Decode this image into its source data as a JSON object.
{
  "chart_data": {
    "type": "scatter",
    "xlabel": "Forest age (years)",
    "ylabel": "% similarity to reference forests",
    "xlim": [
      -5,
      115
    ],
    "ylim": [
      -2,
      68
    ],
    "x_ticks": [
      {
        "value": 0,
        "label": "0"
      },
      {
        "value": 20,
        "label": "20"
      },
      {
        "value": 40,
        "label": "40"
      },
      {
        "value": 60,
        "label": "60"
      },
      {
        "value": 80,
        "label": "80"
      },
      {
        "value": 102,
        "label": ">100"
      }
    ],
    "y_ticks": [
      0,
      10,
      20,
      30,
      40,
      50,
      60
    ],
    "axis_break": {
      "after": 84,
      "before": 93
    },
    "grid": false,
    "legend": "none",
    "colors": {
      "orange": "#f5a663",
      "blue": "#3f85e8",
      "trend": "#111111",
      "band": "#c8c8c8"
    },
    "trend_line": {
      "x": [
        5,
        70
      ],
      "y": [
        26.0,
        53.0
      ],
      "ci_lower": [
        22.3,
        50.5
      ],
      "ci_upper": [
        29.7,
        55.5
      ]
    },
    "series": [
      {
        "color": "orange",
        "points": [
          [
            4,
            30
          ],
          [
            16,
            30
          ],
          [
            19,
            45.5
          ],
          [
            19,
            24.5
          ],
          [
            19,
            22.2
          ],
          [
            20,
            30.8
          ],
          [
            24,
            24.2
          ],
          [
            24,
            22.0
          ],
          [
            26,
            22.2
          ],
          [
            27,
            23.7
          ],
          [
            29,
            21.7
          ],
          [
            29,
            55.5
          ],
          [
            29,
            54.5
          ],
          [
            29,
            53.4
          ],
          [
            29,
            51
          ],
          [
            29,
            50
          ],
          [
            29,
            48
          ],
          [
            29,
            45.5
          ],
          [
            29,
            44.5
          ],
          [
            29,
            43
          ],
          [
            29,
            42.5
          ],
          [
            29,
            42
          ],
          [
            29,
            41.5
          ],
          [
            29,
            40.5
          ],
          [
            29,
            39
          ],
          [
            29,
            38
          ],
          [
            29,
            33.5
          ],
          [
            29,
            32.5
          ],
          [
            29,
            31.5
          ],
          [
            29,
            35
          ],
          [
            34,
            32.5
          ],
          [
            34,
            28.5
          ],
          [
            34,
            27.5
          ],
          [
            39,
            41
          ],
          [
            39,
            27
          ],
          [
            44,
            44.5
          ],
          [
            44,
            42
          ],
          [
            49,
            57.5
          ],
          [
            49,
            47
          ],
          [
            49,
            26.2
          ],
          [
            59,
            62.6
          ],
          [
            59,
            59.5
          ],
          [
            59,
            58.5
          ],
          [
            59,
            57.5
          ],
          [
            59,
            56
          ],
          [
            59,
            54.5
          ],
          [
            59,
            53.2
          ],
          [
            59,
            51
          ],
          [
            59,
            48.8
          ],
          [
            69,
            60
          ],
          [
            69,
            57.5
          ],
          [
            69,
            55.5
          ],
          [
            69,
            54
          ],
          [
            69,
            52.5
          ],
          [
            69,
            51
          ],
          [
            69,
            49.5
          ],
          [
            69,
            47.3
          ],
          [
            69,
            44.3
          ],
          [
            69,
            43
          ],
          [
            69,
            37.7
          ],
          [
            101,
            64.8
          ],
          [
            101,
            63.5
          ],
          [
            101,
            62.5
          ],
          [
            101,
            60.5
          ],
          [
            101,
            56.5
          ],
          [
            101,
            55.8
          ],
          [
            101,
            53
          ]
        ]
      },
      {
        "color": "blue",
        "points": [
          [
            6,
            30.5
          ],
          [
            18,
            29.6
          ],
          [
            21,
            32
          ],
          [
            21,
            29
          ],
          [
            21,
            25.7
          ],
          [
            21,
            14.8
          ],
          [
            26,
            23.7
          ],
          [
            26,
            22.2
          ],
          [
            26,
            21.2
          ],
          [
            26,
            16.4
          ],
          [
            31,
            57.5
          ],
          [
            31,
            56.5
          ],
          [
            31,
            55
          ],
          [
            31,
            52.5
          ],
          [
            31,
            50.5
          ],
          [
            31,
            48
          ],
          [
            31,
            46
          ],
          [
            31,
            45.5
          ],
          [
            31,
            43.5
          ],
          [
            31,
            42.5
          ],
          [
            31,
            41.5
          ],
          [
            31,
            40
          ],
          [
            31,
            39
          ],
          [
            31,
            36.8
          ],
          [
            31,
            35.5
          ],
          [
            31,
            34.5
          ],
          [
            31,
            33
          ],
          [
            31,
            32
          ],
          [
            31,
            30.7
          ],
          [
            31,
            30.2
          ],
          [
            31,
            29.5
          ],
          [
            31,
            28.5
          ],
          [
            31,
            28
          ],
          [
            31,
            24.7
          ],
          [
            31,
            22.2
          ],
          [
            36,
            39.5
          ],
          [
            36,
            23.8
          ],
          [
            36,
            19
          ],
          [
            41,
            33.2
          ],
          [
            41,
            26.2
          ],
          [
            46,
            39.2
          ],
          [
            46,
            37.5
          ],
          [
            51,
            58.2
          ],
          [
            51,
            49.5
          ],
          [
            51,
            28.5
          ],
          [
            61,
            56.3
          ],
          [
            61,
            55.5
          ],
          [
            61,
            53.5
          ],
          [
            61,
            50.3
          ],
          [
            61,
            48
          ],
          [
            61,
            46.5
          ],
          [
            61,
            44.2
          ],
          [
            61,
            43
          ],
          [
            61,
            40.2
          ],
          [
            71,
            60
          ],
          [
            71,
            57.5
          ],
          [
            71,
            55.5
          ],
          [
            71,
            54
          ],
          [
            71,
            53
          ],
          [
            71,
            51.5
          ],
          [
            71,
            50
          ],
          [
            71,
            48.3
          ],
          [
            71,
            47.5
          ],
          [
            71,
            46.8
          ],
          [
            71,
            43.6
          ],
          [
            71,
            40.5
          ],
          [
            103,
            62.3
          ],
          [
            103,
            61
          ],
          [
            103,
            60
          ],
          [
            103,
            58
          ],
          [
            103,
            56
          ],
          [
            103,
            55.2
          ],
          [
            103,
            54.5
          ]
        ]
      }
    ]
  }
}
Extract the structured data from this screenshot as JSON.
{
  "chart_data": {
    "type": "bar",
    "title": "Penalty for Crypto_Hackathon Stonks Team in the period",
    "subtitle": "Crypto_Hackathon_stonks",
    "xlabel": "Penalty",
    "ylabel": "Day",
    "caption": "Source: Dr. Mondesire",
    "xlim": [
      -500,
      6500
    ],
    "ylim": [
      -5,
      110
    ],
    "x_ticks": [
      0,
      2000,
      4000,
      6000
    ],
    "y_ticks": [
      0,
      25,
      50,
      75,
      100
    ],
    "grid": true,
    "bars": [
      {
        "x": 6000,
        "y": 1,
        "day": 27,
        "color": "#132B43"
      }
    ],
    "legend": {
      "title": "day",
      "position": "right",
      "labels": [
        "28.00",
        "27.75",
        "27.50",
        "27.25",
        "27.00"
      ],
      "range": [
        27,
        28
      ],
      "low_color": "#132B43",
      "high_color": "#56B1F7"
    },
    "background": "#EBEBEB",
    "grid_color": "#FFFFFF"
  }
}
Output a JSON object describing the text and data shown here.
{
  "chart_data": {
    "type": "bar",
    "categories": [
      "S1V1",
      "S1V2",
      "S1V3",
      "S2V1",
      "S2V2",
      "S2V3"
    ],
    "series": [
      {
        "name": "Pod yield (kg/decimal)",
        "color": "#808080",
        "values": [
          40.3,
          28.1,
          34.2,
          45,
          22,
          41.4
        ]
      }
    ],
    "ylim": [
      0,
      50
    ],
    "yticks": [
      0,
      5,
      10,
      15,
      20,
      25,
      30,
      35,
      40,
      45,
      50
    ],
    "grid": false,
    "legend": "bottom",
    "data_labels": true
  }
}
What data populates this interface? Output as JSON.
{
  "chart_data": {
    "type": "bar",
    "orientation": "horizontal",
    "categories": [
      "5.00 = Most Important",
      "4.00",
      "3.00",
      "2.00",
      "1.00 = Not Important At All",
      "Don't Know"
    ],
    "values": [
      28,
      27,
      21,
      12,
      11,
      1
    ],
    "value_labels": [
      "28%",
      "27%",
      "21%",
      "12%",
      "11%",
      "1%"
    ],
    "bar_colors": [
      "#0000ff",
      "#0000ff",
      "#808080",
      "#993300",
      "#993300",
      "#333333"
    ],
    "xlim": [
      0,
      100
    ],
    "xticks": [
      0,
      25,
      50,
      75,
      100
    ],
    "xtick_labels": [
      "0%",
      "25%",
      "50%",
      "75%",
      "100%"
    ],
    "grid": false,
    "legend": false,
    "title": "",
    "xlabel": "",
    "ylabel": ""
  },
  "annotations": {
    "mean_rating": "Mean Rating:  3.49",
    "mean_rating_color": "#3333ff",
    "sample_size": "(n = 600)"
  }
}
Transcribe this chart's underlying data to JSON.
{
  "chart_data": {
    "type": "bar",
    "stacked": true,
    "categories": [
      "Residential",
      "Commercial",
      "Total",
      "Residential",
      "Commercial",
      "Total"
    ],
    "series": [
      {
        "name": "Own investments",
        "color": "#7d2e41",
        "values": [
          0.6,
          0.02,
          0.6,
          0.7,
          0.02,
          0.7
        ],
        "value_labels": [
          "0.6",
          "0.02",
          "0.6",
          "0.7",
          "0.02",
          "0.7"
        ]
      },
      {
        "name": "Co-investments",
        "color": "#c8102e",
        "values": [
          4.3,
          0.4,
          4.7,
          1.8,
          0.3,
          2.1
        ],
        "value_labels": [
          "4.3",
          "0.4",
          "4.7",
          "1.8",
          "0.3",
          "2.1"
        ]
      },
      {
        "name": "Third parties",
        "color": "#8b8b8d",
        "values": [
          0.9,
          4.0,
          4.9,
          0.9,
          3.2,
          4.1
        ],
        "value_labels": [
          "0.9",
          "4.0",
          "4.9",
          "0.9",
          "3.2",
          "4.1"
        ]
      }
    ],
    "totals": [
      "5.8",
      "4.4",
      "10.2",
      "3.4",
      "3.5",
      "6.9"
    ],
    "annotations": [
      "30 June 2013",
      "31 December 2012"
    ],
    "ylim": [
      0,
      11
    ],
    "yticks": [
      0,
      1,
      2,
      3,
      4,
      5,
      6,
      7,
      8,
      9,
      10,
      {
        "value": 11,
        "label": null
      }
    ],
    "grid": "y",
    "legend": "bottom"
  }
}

========================================================================

Extract every line above containing the word "ylabel".

    "ylabel": "% similarity to reference forests",
    "ylabel": "Day",
    "ylabel": ""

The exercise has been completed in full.